**ARBEITSAUFTRAG**: Bitte schreiben Sie in der Reihenfolge des Textes alle Fragen heraus, die die taz im Interview zum Studium Frühkindliche Bildung an Ursula Carle richtet.

**TEXT ZUR ANALYSE**:
****************************************

„Viele wollen das übernehmen“

Im Januar beenden die ersten ErzieherInnen ihr Studium an der Bremer Universität in einem neuen Weiterbildungsprogramm – eine bislang einzigartige Ausbildung in Deutschland

Seit 18 Monaten gibt es an der Universität Bremen ein weiterbildendes Studium Frühkindliche Bildung, in dem ErzieherInnen Kreditpunkte und ein Zertifikat erwerben können. „Die Verbindung von Erfahrungen aus der Praxis mit wissenschaftlichen Methoden macht dabei den besonderen Reiz aus“, sagt Prof. Dr. Ursula Carle im taz-Interview.

taz: Frau Carle, wie sind Ihre Erfahrungen mit dem ersten Durchgang des neuen weiterbildenden Studiums Frühkindliche Bildung?Ursula Carle: Sehr positiv. 45 ErzieherInnen, die bei uns studieren, stehen vor dem Abschluss. Die meisten bringen sehr viel Erfahrung aus der Praxis mit, die sie im Studium mit wissenschaftlich Forschungsergebnissen verbinden können.

Wie sieht das konkret aus?

Die ErzieherInnen erarbeiten sich neue Themenfelder. Im Moment sind wir etwa beim Thema „systematisches Beobachten“. Dort erproben die Studierenden wissenschaftliche Methoden und setzen ihre Beobachtungen in Fördermöglichkeiten um, die dann auch einer fachlich fundierten Kritik Stand halten können.

Welche Voraussetzungen benötigen ErzieherInnen, um ein solches Studium beginnen zu können?

Die meisten Studierenden haben kein Abitur, sie brauchen eine abgeschlossene Ausbildung als ErzieherIn und eine dreijährige Berufserfahrung.

Wie ist die Nachfrage nach dem Studiengang?

Wir haben kein Problem, den Studiengang voll zu bekommen. Für den Turnus, der im Januar beginnt, gibt es bereits InteressentInnen, obwohl die offizielle Informationsveranstaltung erst am 9. November stattfinden wird. Wir könnten viel mehr ErzieherInnen weiter qualifizieren als immer nur 50 alle zwei Jahre.

****************************************

**DATENAUSZÜGE**:
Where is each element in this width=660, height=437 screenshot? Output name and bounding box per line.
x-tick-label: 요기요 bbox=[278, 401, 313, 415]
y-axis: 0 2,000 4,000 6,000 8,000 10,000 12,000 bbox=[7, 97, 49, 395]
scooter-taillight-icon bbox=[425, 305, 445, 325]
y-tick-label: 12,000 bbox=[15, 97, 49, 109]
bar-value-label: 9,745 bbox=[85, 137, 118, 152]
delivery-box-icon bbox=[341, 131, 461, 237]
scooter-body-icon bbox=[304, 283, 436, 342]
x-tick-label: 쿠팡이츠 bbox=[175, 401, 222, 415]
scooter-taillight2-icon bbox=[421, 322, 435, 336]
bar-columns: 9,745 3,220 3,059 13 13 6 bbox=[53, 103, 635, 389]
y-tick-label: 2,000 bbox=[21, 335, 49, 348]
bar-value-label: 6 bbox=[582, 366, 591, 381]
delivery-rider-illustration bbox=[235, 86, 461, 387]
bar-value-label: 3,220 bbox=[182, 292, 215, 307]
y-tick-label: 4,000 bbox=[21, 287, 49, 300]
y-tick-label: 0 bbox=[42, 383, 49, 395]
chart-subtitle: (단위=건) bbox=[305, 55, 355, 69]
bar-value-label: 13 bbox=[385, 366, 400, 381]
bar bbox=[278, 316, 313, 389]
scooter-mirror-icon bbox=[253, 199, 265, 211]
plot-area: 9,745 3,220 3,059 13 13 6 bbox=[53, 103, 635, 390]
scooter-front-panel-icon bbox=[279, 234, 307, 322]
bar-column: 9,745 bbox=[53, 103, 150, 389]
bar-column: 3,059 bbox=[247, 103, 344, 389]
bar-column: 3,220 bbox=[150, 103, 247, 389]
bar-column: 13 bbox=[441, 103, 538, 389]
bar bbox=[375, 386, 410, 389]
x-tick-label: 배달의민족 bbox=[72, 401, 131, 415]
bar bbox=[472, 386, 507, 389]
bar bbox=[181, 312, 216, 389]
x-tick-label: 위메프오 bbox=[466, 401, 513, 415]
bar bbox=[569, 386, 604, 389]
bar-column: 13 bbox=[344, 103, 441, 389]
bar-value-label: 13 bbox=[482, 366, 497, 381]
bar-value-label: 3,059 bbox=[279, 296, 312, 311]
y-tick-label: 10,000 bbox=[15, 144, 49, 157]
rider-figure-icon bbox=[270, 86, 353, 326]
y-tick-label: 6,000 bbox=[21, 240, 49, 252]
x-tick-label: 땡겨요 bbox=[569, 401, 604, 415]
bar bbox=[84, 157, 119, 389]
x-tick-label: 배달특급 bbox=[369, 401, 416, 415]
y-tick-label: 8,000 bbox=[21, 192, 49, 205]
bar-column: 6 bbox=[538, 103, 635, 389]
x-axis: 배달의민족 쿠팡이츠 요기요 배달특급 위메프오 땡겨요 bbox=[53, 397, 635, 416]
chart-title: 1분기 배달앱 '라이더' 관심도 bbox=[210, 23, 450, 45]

****************************************

**ANTWORTFELD**:
1. „Frau Carle, wie sind Ihre Erfahrungen mit dem ersten Durchgang des neuen weiterbildenden Studiums Frühkindliche Bildung?“
2. „Wie sieht das konkret aus?“
3. „Welche Voraussetzungen benötigen ErzieherInnen, um ein solches Studium beginnen zu können?“
4. „Wie ist die Nachfrage nach dem Studiengang?“